**Stored records**
····················

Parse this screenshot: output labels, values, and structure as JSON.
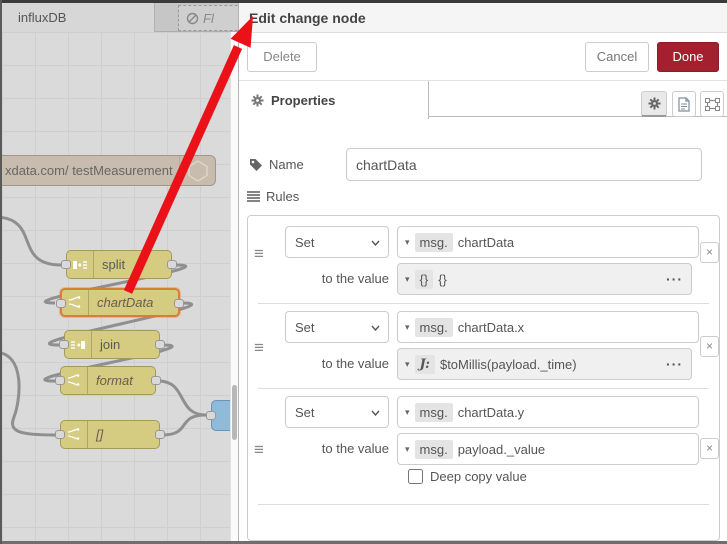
{
  "workspace": {
    "tabs": [
      {
        "label": "influxDB",
        "state": "active"
      },
      {
        "label": "Fl",
        "state": "disabled"
      }
    ],
    "nodes": {
      "influx": {
        "label": "xdata.com/ testMeasurement"
      },
      "split": {
        "label": "split"
      },
      "chartData": {
        "label": "chartData",
        "selected": true
      },
      "join": {
        "label": "join"
      },
      "format": {
        "label": "format"
      },
      "brackets": {
        "label": "[]"
      }
    }
  },
  "tray": {
    "title": "Edit change node",
    "buttons": {
      "delete": "Delete",
      "cancel": "Cancel",
      "done": "Done"
    },
    "tab": {
      "label": "Properties"
    },
    "name": {
      "label": "Name",
      "value": "chartData"
    },
    "rules_label": "Rules",
    "to_the_value": "to the value",
    "deep_copy_label": "Deep copy value",
    "deep_copy_checked": false,
    "rules": [
      {
        "action": "Set",
        "property_type": "msg.",
        "property": "chartData",
        "value_type": "{}",
        "value": "{}"
      },
      {
        "action": "Set",
        "property_type": "msg.",
        "property": "chartData.x",
        "value_type": "J:",
        "value": "$toMillis(payload._time)"
      },
      {
        "action": "Set",
        "property_type": "msg.",
        "property": "chartData.y",
        "value_type": "msg.",
        "value": "payload._value"
      }
    ]
  },
  "glyphs": {
    "caret": "▾",
    "chevron": "▾",
    "drag": "≡",
    "close": "×",
    "ellipsis": "···"
  },
  "colors": {
    "done_button": "#A3202E",
    "node_yellow": "#D5CC82",
    "node_selected_border": "#D77F33",
    "node_influx": "#C8BCAE",
    "node_blue": "#8FBBD9",
    "annotation_arrow": "#EA1218"
  }
}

····················

**Work to do**
Repeat the material above in full and exactly, omitting the pictures.

**Final result**
Parse this screenshot: output labels, values, and structure as JSON.
{
  "workspace": {
    "tabs": [
      {
        "label": "influxDB",
        "state": "active"
      },
      {
        "label": "Fl",
        "state": "disabled"
      }
    ],
    "nodes": {
      "influx": {
        "label": "xdata.com/ testMeasurement"
      },
      "split": {
        "label": "split"
      },
      "chartData": {
        "label": "chartData",
        "selected": true
      },
      "join": {
        "label": "join"
      },
      "format": {
        "label": "format"
      },
      "brackets": {
        "label": "[]"
      }
    }
  },
  "tray": {
    "title": "Edit change node",
    "buttons": {
      "delete": "Delete",
      "cancel": "Cancel",
      "done": "Done"
    },
    "tab": {
      "label": "Properties"
    },
    "name": {
      "label": "Name",
      "value": "chartData"
    },
    "rules_label": "Rules",
    "to_the_value": "to the value",
    "deep_copy_label": "Deep copy value",
    "deep_copy_checked": false,
    "rules": [
      {
        "action": "Set",
        "property_type": "msg.",
        "property": "chartData",
        "value_type": "{}",
        "value": "{}"
      },
      {
        "action": "Set",
        "property_type": "msg.",
        "property": "chartData.x",
        "value_type": "J:",
        "value": "$toMillis(payload._time)"
      },
      {
        "action": "Set",
        "property_type": "msg.",
        "property": "chartData.y",
        "value_type": "msg.",
        "value": "payload._value"
      }
    ]
  },
  "glyphs": {
    "caret": "▾",
    "chevron": "▾",
    "drag": "≡",
    "close": "×",
    "ellipsis": "···"
  },
  "colors": {
    "done_button": "#A3202E",
    "node_yellow": "#D5CC82",
    "node_selected_border": "#D77F33",
    "node_influx": "#C8BCAE",
    "node_blue": "#8FBBD9",
    "annotation_arrow": "#EA1218"
  }
}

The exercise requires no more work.